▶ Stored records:
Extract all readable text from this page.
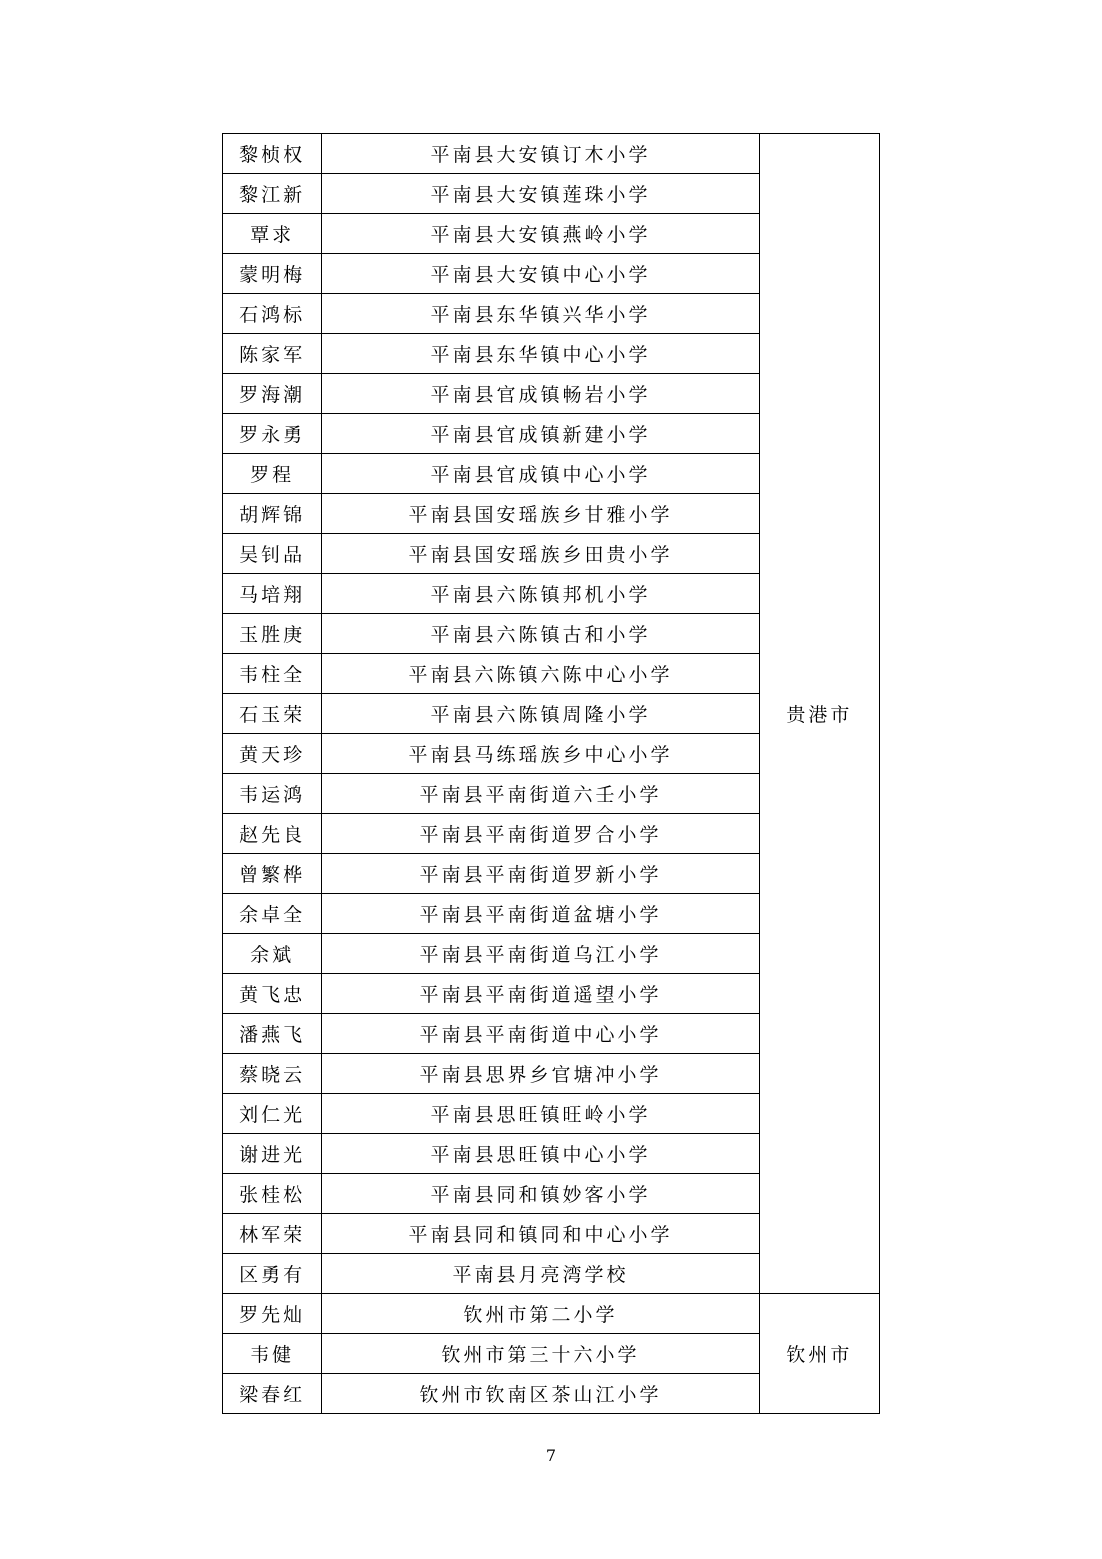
黎桢权	平南县大安镇订木小学	贵港市
黎江新	平南县大安镇莲珠小学	
覃求	平南县大安镇燕岭小学	
蒙明梅	平南县大安镇中心小学	
石鸿标	平南县东华镇兴华小学	
陈家军	平南县东华镇中心小学	
罗海潮	平南县官成镇畅岩小学	
罗永勇	平南县官成镇新建小学	
罗程	平南县官成镇中心小学	
胡辉锦	平南县国安瑶族乡甘雅小学	
吴钊品	平南县国安瑶族乡田贵小学	
马培翔	平南县六陈镇邦机小学	
玉胜庚	平南县六陈镇古和小学	
韦柱全	平南县六陈镇六陈中心小学	
石玉荣	平南县六陈镇周隆小学	
黄天珍	平南县马练瑶族乡中心小学	
韦运鸿	平南县平南街道六壬小学	
赵先良	平南县平南街道罗合小学	
曾繁桦	平南县平南街道罗新小学	
余卓全	平南县平南街道盆塘小学	
余斌	平南县平南街道乌江小学	
黄飞忠	平南县平南街道遥望小学	
潘燕飞	平南县平南街道中心小学	
蔡晓云	平南县思界乡官塘冲小学	
刘仁光	平南县思旺镇旺岭小学	
谢进光	平南县思旺镇中心小学	
张桂松	平南县同和镇妙客小学	
林军荣	平南县同和镇同和中心小学	
区勇有	平南县月亮湾学校	
罗先灿	钦州市第二小学	钦州市
韦健	钦州市第三十六小学	
梁春红	钦州市钦南区茶山江小学	
7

▶ Your task: Reproduce the records verbatim, omitting all images they contain.

▶ Result of the task:
Extract all readable text from this page.
黎桢权	平南县大安镇订木小学	贵港市
黎江新	平南县大安镇莲珠小学	
覃求	平南县大安镇燕岭小学	
蒙明梅	平南县大安镇中心小学	
石鸿标	平南县东华镇兴华小学	
陈家军	平南县东华镇中心小学	
罗海潮	平南县官成镇畅岩小学	
罗永勇	平南县官成镇新建小学	
罗程	平南县官成镇中心小学	
胡辉锦	平南县国安瑶族乡甘雅小学	
吴钊品	平南县国安瑶族乡田贵小学	
马培翔	平南县六陈镇邦机小学	
玉胜庚	平南县六陈镇古和小学	
韦柱全	平南县六陈镇六陈中心小学	
石玉荣	平南县六陈镇周隆小学	
黄天珍	平南县马练瑶族乡中心小学	
韦运鸿	平南县平南街道六壬小学	
赵先良	平南县平南街道罗合小学	
曾繁桦	平南县平南街道罗新小学	
余卓全	平南县平南街道盆塘小学	
余斌	平南县平南街道乌江小学	
黄飞忠	平南县平南街道遥望小学	
潘燕飞	平南县平南街道中心小学	
蔡晓云	平南县思界乡官塘冲小学	
刘仁光	平南县思旺镇旺岭小学	
谢进光	平南县思旺镇中心小学	
张桂松	平南县同和镇妙客小学	
林军荣	平南县同和镇同和中心小学	
区勇有	平南县月亮湾学校	
罗先灿	钦州市第二小学	钦州市
韦健	钦州市第三十六小学	
梁春红	钦州市钦南区茶山江小学	
7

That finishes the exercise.